Goal: State only the number of lines that include "части".

Dataset:
* * *
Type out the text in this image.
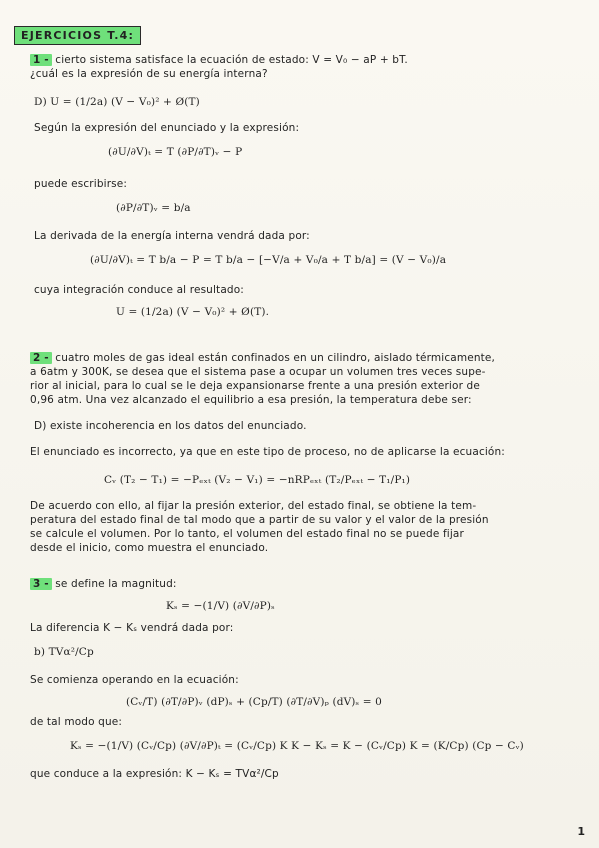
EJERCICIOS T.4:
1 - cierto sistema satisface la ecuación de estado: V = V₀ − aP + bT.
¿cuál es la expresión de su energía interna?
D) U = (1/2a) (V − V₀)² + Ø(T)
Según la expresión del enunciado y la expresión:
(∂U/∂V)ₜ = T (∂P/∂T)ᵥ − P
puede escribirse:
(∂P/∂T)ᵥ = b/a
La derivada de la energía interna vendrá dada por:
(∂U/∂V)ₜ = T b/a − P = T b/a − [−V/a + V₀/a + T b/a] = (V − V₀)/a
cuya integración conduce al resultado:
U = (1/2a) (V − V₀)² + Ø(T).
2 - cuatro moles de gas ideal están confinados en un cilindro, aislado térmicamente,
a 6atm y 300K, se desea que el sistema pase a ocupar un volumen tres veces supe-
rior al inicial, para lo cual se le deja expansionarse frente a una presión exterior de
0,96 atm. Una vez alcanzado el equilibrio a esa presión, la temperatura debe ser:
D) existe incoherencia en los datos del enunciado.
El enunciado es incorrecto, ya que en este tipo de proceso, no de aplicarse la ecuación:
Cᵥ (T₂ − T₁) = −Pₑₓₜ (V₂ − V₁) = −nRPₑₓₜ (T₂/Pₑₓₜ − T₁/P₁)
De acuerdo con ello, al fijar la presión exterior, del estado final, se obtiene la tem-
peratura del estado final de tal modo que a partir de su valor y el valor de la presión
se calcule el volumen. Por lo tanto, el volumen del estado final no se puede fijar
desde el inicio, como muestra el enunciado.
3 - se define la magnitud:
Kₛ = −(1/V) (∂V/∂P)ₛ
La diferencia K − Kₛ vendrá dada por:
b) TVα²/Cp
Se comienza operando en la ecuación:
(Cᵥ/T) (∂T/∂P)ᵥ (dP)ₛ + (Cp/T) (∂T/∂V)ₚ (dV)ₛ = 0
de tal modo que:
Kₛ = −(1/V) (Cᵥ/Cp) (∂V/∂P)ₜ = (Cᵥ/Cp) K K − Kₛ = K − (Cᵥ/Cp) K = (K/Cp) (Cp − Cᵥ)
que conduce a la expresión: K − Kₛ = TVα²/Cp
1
* * *
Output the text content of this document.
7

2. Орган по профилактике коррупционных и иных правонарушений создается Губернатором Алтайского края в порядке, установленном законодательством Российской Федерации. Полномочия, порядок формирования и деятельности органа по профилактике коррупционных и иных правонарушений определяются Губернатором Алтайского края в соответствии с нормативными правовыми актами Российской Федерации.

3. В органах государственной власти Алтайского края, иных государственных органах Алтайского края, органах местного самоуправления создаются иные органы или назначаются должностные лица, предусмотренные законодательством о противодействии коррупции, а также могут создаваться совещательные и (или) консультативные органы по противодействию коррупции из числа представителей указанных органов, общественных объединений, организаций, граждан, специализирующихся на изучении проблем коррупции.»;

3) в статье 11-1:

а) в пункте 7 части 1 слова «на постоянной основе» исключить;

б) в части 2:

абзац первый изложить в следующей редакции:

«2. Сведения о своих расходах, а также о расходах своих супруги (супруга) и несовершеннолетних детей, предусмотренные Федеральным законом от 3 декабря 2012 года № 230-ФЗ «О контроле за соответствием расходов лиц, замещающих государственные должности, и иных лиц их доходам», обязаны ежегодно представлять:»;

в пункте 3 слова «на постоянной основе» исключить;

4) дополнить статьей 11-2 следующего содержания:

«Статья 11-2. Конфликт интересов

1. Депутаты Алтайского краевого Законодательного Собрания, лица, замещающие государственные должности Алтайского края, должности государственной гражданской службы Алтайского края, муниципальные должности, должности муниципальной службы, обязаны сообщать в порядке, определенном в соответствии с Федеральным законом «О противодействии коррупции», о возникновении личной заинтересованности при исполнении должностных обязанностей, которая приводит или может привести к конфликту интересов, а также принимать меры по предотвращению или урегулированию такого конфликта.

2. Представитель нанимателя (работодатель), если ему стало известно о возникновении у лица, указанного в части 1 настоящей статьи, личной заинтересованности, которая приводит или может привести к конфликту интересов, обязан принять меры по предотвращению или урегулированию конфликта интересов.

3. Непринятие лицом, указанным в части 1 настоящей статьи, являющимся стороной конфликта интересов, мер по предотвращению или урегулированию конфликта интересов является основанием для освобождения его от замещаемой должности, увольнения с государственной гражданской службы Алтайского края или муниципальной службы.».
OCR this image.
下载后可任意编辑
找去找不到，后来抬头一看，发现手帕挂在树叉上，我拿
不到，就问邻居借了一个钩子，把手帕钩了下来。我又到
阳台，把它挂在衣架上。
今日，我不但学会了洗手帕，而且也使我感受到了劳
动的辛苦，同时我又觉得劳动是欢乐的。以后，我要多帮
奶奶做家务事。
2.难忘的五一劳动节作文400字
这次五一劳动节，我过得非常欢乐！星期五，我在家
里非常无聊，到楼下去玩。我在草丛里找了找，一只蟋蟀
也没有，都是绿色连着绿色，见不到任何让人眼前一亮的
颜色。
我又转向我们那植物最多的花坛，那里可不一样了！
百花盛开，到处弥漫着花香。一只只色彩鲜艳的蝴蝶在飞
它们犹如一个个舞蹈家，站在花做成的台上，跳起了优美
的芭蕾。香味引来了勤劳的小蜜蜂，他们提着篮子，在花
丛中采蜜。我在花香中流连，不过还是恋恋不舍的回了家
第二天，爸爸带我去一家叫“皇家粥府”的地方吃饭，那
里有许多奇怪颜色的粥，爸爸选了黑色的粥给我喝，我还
* * *
Full answer: 4